What you are asked to do: What follows is a block of records; restate each one word for word.

--------------------

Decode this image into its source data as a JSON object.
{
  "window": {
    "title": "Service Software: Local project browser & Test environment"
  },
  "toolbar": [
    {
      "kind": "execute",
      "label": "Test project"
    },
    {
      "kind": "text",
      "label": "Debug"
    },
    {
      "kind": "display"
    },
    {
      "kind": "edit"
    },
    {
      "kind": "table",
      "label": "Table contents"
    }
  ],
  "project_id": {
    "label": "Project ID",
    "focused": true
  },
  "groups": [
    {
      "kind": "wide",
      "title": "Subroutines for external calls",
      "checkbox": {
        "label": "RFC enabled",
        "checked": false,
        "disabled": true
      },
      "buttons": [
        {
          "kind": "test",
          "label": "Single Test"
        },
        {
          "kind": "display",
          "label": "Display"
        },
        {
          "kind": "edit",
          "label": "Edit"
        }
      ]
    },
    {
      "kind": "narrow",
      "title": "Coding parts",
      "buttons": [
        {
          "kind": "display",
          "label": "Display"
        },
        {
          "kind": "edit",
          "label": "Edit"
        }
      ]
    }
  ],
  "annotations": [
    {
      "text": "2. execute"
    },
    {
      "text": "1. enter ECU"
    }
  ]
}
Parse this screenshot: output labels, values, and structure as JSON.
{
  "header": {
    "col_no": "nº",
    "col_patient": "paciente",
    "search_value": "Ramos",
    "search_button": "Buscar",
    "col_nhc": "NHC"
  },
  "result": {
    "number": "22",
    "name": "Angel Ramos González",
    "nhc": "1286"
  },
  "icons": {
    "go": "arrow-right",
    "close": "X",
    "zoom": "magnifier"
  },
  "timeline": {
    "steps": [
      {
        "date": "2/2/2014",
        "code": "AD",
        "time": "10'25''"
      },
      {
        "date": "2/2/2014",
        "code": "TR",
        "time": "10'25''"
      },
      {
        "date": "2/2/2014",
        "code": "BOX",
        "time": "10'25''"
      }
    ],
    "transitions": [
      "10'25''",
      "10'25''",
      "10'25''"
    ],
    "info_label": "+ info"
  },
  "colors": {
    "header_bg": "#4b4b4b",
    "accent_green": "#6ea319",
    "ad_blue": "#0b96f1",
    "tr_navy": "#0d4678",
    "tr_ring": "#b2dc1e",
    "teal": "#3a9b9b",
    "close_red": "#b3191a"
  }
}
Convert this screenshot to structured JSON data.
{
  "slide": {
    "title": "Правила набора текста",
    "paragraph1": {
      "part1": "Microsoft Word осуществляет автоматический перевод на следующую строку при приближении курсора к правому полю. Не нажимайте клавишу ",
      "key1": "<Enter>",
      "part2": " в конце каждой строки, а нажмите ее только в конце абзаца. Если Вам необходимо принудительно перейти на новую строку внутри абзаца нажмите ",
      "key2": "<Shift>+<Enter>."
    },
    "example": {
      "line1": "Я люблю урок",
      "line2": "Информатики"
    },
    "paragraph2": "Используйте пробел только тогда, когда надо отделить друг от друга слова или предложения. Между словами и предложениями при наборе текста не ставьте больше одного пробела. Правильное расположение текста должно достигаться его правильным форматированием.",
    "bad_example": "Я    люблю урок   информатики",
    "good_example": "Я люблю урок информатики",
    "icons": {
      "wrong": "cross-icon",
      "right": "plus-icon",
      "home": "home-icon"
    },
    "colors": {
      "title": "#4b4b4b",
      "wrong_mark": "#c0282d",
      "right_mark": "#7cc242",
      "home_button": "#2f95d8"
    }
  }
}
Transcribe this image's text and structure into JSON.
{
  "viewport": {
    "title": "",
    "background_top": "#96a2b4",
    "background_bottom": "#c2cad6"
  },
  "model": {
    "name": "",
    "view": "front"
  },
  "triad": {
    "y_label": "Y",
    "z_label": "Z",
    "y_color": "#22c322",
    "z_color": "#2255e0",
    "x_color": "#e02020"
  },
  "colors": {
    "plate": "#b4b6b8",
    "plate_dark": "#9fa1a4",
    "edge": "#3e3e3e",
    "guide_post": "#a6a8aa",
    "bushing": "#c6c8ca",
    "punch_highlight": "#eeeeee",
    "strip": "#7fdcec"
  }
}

--------------------

Reply:
Decode this image into its source data as a JSON object.
{
  "window": {
    "title": "Service Software: Local project browser & Test environment"
  },
  "toolbar": [
    {
      "kind": "execute",
      "label": "Test project"
    },
    {
      "kind": "text",
      "label": "Debug"
    },
    {
      "kind": "display"
    },
    {
      "kind": "edit"
    },
    {
      "kind": "table",
      "label": "Table contents"
    }
  ],
  "project_id": {
    "label": "Project ID",
    "focused": true
  },
  "groups": [
    {
      "kind": "wide",
      "title": "Subroutines for external calls",
      "checkbox": {
        "label": "RFC enabled",
        "checked": false,
        "disabled": true
      },
      "buttons": [
        {
          "kind": "test",
          "label": "Single Test"
        },
        {
          "kind": "display",
          "label": "Display"
        },
        {
          "kind": "edit",
          "label": "Edit"
        }
      ]
    },
    {
      "kind": "narrow",
      "title": "Coding parts",
      "buttons": [
        {
          "kind": "display",
          "label": "Display"
        },
        {
          "kind": "edit",
          "label": "Edit"
        }
      ]
    }
  ],
  "annotations": [
    {
      "text": "2. execute"
    },
    {
      "text": "1. enter ECU"
    }
  ]
}
Parse this screenshot: output labels, values, and structure as JSON.
{
  "header": {
    "col_no": "nº",
    "col_patient": "paciente",
    "search_value": "Ramos",
    "search_button": "Buscar",
    "col_nhc": "NHC"
  },
  "result": {
    "number": "22",
    "name": "Angel Ramos González",
    "nhc": "1286"
  },
  "icons": {
    "go": "arrow-right",
    "close": "X",
    "zoom": "magnifier"
  },
  "timeline": {
    "steps": [
      {
        "date": "2/2/2014",
        "code": "AD",
        "time": "10'25''"
      },
      {
        "date": "2/2/2014",
        "code": "TR",
        "time": "10'25''"
      },
      {
        "date": "2/2/2014",
        "code": "BOX",
        "time": "10'25''"
      }
    ],
    "transitions": [
      "10'25''",
      "10'25''",
      "10'25''"
    ],
    "info_label": "+ info"
  },
  "colors": {
    "header_bg": "#4b4b4b",
    "accent_green": "#6ea319",
    "ad_blue": "#0b96f1",
    "tr_navy": "#0d4678",
    "tr_ring": "#b2dc1e",
    "teal": "#3a9b9b",
    "close_red": "#b3191a"
  }
}
Convert this screenshot to structured JSON data.
{
  "slide": {
    "title": "Правила набора текста",
    "paragraph1": {
      "part1": "Microsoft Word осуществляет автоматический перевод на следующую строку при приближении курсора к правому полю. Не нажимайте клавишу ",
      "key1": "<Enter>",
      "part2": " в конце каждой строки, а нажмите ее только в конце абзаца. Если Вам необходимо принудительно перейти на новую строку внутри абзаца нажмите ",
      "key2": "<Shift>+<Enter>."
    },
    "example": {
      "line1": "Я люблю урок",
      "line2": "Информатики"
    },
    "paragraph2": "Используйте пробел только тогда, когда надо отделить друг от друга слова или предложения. Между словами и предложениями при наборе текста не ставьте больше одного пробела. Правильное расположение текста должно достигаться его правильным форматированием.",
    "bad_example": "Я    люблю урок   информатики",
    "good_example": "Я люблю урок информатики",
    "icons": {
      "wrong": "cross-icon",
      "right": "plus-icon",
      "home": "home-icon"
    },
    "colors": {
      "title": "#4b4b4b",
      "wrong_mark": "#c0282d",
      "right_mark": "#7cc242",
      "home_button": "#2f95d8"
    }
  }
}
Transcribe this image's text and structure into JSON.
{
  "viewport": {
    "title": "",
    "background_top": "#96a2b4",
    "background_bottom": "#c2cad6"
  },
  "model": {
    "name": "",
    "view": "front"
  },
  "triad": {
    "y_label": "Y",
    "z_label": "Z",
    "y_color": "#22c322",
    "z_color": "#2255e0",
    "x_color": "#e02020"
  },
  "colors": {
    "plate": "#b4b6b8",
    "plate_dark": "#9fa1a4",
    "edge": "#3e3e3e",
    "guide_post": "#a6a8aa",
    "bushing": "#c6c8ca",
    "punch_highlight": "#eeeeee",
    "strip": "#7fdcec"
  }
}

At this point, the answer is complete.